*Material for this exercise:*
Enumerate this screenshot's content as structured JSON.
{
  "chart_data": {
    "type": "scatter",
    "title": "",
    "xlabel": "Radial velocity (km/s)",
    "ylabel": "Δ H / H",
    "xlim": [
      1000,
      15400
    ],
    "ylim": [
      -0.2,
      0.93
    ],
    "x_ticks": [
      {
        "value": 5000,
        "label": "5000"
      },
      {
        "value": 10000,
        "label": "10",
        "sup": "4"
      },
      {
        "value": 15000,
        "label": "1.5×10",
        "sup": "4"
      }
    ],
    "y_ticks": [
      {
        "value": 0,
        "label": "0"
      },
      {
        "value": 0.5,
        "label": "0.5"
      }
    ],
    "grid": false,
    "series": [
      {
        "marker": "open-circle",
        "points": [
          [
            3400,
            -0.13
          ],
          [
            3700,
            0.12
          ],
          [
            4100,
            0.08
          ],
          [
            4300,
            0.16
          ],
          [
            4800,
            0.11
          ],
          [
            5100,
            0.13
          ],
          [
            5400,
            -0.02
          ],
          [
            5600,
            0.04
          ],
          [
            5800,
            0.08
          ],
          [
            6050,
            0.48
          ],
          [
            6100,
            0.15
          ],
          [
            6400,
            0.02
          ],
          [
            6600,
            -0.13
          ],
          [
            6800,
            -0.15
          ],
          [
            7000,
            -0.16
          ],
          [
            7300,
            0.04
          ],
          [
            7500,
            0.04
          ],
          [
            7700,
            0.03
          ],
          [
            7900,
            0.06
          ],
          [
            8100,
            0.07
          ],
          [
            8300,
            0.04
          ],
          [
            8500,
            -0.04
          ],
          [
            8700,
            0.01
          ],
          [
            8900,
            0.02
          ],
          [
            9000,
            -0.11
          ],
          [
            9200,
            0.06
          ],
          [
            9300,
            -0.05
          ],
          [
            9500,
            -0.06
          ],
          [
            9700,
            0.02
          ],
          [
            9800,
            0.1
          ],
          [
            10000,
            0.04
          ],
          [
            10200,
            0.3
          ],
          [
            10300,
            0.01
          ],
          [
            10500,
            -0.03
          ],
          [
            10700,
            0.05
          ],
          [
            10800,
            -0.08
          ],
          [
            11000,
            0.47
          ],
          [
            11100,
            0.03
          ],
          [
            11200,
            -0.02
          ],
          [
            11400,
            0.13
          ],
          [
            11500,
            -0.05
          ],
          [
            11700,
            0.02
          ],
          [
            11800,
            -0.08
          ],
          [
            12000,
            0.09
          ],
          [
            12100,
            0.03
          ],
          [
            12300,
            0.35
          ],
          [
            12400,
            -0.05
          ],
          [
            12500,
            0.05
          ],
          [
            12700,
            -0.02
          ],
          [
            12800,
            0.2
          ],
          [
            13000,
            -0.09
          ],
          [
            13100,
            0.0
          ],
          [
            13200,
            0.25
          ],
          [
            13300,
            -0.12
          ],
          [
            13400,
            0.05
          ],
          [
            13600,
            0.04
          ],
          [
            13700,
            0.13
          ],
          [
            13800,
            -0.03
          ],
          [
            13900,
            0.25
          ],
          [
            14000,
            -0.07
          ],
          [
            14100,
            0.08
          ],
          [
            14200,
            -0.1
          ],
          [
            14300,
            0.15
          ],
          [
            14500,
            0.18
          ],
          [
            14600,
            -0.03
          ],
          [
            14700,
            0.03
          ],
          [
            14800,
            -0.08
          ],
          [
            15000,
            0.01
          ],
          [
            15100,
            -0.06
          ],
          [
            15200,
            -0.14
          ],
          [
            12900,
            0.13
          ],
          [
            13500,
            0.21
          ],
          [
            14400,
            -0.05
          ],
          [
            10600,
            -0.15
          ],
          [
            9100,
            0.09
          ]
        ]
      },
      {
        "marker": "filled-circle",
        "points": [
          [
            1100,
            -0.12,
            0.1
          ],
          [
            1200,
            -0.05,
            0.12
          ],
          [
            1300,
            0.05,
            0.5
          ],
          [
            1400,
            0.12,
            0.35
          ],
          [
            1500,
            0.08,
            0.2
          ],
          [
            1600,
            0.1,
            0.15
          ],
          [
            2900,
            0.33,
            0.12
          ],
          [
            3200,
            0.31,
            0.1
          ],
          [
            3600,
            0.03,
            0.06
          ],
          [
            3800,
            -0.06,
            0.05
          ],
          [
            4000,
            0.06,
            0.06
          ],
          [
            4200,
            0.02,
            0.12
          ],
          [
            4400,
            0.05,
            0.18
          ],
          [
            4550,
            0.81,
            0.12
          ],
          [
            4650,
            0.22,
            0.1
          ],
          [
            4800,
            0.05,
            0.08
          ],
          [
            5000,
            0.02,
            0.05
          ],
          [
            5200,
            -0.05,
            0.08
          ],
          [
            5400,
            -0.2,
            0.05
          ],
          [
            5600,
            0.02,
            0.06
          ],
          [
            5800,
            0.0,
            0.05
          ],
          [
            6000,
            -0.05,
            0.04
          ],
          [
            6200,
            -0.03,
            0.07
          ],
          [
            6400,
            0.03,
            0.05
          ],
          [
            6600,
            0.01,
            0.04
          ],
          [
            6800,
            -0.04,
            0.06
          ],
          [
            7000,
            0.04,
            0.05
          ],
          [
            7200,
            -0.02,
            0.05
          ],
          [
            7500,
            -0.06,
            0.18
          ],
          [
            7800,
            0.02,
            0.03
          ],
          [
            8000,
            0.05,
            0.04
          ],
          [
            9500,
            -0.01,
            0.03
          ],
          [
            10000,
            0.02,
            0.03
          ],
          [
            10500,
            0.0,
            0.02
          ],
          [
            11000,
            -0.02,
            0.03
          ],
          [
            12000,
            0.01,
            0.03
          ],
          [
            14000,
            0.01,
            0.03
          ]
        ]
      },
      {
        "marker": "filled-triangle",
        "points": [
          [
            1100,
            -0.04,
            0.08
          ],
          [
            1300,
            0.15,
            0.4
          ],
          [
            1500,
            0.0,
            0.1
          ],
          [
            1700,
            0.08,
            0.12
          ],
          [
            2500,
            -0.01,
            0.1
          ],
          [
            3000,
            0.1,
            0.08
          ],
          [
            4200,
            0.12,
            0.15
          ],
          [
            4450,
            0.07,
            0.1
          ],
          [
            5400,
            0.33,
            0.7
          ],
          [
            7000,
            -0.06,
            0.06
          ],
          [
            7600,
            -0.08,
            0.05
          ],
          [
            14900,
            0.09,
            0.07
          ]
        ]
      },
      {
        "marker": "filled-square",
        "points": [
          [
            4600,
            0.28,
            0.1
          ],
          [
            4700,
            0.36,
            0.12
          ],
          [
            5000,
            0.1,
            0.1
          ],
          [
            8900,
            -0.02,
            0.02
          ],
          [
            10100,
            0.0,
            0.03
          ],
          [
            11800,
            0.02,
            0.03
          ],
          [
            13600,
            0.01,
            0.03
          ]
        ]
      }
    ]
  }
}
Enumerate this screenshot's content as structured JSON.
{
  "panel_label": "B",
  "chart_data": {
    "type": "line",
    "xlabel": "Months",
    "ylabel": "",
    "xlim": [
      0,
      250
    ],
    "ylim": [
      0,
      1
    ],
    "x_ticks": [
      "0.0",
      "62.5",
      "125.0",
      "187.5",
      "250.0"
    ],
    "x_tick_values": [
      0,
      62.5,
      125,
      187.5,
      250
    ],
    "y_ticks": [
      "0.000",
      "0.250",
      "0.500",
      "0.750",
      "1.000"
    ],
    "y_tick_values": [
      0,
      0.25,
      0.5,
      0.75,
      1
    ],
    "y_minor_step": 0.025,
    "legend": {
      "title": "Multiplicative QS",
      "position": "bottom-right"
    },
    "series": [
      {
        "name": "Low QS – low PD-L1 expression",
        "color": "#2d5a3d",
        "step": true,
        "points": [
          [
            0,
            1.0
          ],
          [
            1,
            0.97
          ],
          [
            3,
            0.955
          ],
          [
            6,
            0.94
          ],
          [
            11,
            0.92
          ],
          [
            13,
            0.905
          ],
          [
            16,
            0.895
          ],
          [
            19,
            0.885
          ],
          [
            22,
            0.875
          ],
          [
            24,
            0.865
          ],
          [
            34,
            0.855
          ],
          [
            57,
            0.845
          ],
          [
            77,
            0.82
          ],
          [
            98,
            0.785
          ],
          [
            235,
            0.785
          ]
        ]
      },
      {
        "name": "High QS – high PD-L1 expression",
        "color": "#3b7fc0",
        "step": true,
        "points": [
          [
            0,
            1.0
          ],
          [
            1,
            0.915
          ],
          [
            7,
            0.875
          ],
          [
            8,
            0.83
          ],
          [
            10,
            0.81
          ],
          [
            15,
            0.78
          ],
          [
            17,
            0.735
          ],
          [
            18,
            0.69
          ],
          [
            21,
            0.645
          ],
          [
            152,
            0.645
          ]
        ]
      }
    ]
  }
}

*Stated goal:*
Go through the records and show every line with the string "filled" in it.

*Solution:*
        "marker": "filled-circle",
        "marker": "filled-triangle",
        "marker": "filled-square",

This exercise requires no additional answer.